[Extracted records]
##########

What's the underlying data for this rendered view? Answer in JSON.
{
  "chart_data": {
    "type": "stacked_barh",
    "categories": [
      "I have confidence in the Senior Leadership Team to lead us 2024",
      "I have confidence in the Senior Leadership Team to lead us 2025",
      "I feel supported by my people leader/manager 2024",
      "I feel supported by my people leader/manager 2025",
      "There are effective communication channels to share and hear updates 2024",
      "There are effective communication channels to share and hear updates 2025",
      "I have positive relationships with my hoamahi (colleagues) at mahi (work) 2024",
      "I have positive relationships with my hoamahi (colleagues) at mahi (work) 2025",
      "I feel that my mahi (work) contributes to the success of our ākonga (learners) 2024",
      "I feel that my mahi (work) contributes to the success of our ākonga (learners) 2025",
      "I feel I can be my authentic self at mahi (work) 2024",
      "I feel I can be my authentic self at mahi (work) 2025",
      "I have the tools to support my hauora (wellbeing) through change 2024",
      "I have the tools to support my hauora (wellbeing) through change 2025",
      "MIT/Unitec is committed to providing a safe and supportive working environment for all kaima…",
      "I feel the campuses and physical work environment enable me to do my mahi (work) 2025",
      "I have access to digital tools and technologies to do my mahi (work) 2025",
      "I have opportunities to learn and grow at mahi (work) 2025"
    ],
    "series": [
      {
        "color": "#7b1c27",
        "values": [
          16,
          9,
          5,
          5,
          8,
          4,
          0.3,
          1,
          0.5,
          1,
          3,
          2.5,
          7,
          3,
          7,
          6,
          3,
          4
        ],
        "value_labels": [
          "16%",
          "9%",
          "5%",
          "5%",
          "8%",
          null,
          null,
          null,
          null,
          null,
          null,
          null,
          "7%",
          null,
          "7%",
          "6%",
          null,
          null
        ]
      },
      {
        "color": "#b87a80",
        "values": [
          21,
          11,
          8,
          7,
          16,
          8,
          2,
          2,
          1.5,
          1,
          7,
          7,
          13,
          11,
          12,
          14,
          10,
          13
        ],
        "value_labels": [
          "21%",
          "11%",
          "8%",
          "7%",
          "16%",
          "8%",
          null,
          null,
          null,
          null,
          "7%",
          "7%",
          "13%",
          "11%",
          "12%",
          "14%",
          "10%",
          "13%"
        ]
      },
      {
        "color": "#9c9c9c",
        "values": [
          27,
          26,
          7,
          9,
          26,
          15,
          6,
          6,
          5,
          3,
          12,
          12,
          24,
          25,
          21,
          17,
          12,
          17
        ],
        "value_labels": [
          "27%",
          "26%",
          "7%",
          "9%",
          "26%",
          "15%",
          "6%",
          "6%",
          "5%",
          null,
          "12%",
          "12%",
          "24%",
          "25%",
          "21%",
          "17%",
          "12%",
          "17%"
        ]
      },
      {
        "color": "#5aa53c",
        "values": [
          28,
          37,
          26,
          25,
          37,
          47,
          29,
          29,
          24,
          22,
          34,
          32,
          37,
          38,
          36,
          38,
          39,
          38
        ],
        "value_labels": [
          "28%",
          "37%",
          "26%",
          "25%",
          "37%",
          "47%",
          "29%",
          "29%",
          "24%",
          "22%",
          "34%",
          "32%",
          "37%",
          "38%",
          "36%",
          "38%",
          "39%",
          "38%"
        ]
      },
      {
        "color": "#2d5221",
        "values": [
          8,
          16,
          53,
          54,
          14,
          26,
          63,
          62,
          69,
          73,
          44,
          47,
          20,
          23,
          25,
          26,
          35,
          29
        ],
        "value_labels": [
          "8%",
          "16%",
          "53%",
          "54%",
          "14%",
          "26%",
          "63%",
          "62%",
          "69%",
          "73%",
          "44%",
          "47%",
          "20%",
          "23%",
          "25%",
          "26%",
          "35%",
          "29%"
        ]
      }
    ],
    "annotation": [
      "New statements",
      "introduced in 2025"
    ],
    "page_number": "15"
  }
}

##########

> **YOUR OBJECTIVE**:
Identify which lines contain the word "ākonga" and copy each one.

> **ANSWER BELOW**:
      "I feel that my mahi (work) contributes to the success of our ākonga (learners) 2024",
      "I feel that my mahi (work) contributes to the success of our ākonga (learners) 2025",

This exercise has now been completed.